- _WHAT TO DO_
Return the count of lines with the string "Swell" in them, and nothing else.

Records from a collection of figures
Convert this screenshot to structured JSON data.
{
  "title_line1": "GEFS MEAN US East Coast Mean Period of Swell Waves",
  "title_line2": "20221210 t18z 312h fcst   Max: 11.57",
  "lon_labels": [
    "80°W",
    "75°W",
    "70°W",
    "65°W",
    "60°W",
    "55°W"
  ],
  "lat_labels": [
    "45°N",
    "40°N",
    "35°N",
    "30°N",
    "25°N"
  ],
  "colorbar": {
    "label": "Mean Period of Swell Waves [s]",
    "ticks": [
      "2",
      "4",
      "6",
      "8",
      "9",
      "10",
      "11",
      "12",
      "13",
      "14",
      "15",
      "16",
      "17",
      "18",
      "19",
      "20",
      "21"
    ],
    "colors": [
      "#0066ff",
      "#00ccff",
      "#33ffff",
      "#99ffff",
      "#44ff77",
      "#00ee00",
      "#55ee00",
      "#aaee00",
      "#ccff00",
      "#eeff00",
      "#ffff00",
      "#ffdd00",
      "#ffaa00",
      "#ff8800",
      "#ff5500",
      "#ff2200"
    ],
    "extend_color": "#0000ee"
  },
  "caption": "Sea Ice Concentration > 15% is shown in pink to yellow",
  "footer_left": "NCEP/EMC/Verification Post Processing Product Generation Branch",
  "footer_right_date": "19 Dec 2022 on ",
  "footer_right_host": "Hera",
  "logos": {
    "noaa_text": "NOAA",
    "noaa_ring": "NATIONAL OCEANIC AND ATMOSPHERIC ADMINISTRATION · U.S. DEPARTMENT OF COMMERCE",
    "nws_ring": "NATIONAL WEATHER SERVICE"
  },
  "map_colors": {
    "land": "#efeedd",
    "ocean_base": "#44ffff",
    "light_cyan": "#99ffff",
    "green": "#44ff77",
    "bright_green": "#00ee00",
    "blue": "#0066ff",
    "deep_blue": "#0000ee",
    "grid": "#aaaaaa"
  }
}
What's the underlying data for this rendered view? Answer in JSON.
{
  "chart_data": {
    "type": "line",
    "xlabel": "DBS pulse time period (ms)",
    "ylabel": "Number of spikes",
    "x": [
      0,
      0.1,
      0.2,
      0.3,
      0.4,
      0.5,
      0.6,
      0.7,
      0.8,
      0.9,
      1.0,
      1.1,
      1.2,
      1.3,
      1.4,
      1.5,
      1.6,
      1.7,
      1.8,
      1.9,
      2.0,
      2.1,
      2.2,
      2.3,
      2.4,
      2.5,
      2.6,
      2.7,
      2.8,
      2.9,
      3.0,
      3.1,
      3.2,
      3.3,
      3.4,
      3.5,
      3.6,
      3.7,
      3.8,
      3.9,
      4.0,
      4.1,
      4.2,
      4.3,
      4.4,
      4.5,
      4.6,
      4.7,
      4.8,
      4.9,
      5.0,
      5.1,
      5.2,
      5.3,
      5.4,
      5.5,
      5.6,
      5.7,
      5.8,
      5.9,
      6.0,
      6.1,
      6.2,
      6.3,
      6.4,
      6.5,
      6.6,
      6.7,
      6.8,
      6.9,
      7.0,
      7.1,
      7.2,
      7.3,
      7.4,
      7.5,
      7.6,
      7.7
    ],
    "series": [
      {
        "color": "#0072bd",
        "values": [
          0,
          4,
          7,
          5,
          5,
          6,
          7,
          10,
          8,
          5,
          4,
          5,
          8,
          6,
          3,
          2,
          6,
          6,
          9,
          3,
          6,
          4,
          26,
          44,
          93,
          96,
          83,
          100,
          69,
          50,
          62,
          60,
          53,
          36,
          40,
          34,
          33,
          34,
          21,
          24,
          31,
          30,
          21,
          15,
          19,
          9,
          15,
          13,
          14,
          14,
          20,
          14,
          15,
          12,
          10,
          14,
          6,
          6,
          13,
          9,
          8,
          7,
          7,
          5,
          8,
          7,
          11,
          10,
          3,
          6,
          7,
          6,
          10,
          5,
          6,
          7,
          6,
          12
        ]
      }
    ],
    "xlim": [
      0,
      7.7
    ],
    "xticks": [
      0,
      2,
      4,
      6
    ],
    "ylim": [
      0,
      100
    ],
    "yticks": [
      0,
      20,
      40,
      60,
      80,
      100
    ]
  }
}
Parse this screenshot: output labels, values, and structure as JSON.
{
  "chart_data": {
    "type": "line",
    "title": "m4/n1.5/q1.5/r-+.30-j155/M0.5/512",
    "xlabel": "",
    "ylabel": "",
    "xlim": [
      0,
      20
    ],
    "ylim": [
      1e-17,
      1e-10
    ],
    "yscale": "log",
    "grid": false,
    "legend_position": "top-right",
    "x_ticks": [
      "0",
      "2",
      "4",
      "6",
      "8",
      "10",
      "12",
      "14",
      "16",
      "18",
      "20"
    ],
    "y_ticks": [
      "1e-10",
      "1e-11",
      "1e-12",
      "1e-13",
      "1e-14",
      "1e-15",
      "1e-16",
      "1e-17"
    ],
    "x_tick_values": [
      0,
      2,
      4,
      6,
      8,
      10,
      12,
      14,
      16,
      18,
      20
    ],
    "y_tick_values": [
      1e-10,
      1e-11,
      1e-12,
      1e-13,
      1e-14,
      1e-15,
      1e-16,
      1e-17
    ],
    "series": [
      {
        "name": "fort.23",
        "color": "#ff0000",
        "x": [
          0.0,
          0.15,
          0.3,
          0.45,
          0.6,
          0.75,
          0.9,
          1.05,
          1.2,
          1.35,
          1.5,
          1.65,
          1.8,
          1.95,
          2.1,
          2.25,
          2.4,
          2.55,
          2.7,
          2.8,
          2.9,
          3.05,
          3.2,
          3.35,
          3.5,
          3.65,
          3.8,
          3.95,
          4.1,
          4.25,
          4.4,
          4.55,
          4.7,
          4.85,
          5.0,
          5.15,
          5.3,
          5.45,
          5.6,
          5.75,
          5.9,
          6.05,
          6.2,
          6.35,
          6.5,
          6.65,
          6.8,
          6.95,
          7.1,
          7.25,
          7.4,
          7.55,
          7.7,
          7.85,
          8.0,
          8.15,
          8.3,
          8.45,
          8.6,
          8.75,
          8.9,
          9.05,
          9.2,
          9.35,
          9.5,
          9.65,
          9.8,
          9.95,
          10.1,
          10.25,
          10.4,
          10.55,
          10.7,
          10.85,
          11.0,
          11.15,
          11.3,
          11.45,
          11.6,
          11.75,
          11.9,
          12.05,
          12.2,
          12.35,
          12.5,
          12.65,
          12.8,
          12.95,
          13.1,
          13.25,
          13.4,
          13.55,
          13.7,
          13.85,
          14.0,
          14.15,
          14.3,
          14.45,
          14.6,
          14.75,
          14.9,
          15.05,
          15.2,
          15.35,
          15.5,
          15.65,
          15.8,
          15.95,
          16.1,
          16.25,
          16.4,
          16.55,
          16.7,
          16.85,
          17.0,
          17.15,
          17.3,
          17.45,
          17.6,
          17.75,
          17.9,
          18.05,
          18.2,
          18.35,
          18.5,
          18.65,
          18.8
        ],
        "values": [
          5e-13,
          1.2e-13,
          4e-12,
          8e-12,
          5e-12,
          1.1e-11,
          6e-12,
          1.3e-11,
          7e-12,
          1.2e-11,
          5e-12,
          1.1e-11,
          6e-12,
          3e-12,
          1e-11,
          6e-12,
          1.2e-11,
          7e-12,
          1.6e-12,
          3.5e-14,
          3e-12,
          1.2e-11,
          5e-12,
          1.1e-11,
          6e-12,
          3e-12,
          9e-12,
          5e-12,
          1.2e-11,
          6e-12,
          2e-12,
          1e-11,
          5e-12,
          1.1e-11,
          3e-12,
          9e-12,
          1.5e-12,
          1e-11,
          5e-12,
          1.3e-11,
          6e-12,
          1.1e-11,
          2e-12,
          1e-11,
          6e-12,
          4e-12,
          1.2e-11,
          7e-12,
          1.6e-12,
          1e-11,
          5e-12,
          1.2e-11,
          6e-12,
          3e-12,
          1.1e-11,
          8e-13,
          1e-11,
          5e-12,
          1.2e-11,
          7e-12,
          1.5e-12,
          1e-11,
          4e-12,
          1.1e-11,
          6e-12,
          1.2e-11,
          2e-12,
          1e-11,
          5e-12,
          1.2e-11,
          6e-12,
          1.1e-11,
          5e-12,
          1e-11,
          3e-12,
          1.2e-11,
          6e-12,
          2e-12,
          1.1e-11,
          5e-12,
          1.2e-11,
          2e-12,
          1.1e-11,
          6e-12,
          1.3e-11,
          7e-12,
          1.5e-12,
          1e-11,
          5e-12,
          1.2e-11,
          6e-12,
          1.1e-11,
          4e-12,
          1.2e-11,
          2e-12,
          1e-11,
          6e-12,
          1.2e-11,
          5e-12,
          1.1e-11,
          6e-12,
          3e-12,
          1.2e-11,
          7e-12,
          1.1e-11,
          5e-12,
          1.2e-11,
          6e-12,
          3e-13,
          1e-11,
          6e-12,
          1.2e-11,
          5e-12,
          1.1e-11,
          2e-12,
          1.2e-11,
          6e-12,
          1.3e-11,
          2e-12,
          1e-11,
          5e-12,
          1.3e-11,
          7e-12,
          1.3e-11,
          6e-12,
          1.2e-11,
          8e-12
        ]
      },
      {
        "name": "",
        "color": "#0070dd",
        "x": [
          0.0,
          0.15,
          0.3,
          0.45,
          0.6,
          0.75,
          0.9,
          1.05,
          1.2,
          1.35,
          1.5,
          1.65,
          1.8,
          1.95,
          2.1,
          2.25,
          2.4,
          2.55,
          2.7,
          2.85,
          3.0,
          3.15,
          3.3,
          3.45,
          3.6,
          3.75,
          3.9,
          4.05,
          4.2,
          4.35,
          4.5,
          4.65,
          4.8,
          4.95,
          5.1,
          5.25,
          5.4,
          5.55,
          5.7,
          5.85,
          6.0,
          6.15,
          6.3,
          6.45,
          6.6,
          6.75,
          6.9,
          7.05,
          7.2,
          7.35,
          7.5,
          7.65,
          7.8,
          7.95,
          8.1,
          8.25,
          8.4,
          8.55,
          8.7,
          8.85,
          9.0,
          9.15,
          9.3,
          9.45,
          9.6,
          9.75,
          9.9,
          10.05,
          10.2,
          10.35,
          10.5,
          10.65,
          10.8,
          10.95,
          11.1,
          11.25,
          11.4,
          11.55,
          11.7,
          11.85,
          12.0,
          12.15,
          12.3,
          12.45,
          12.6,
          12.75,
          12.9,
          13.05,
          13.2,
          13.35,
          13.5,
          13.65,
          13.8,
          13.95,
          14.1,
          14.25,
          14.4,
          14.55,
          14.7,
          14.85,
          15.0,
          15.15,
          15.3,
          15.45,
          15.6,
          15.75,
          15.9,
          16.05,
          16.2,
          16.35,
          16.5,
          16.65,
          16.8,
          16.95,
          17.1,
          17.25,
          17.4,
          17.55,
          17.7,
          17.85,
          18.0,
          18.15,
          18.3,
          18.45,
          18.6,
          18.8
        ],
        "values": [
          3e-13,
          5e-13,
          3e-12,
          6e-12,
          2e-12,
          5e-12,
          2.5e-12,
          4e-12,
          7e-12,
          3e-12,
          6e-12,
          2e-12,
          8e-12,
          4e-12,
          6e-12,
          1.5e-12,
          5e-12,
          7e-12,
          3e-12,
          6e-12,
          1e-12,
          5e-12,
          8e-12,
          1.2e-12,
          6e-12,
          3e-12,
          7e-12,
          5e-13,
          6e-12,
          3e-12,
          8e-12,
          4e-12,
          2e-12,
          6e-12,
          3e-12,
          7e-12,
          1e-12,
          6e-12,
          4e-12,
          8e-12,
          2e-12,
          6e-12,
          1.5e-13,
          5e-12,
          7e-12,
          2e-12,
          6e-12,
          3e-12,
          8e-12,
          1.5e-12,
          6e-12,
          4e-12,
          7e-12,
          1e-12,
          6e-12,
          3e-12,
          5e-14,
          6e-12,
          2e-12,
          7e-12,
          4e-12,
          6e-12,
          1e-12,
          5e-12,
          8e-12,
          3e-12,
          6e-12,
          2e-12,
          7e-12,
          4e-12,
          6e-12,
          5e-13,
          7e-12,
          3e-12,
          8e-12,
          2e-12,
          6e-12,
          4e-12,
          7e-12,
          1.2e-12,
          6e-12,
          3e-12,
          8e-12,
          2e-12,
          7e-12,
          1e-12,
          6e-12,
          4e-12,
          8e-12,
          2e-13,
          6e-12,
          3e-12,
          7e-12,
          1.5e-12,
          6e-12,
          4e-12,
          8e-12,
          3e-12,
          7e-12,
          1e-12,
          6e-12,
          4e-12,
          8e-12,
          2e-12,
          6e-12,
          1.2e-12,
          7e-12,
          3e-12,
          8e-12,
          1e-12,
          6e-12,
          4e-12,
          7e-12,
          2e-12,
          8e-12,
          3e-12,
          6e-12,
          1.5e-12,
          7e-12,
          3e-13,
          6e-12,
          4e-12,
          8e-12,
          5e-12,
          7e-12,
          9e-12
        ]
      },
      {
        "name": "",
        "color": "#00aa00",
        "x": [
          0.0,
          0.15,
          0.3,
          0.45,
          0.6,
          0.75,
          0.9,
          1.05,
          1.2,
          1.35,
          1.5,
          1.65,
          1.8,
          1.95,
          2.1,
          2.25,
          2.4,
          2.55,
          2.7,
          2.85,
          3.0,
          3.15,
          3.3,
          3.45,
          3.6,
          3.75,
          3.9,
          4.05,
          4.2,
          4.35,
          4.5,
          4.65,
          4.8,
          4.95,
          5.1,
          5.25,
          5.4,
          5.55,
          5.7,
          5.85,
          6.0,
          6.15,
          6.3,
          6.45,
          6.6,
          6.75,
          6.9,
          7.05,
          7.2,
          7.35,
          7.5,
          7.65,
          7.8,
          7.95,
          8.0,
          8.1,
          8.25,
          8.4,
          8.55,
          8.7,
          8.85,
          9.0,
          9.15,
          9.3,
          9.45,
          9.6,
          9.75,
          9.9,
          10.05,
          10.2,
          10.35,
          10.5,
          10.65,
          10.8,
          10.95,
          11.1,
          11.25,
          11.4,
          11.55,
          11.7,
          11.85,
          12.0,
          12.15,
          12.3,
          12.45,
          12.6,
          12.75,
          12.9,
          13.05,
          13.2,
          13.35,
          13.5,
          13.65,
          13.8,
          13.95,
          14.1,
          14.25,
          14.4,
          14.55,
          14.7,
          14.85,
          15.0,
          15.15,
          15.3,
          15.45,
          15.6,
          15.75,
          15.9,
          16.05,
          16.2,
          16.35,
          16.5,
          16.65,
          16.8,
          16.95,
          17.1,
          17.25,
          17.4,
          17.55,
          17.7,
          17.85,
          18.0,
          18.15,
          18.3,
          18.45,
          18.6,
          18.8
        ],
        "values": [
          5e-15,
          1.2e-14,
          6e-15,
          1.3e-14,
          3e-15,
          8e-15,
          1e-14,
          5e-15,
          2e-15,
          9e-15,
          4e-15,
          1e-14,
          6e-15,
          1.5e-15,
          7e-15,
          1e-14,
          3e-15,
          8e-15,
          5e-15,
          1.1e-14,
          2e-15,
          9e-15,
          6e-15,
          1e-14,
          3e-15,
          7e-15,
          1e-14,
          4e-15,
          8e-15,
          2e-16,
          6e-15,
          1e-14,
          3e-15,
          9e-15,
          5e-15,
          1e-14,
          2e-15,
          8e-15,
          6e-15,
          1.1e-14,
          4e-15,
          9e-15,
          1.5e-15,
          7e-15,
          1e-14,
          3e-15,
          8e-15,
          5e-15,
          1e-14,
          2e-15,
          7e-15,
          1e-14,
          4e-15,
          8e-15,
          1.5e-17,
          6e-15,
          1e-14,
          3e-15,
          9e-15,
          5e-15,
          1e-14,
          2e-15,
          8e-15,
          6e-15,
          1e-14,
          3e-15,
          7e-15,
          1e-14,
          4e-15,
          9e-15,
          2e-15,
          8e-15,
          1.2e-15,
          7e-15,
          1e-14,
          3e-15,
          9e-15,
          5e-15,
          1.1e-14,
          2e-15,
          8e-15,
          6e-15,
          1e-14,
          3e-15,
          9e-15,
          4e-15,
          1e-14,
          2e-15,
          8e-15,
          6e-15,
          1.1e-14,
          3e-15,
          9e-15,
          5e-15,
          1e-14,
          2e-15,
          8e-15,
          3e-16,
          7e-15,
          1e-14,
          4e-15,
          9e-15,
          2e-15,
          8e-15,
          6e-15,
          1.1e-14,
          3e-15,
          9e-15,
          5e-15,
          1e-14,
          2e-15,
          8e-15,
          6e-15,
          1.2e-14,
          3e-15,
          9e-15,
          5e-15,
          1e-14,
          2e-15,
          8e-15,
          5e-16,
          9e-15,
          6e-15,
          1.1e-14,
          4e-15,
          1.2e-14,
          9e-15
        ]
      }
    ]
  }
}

- _EXERCISE OUTPUT_
2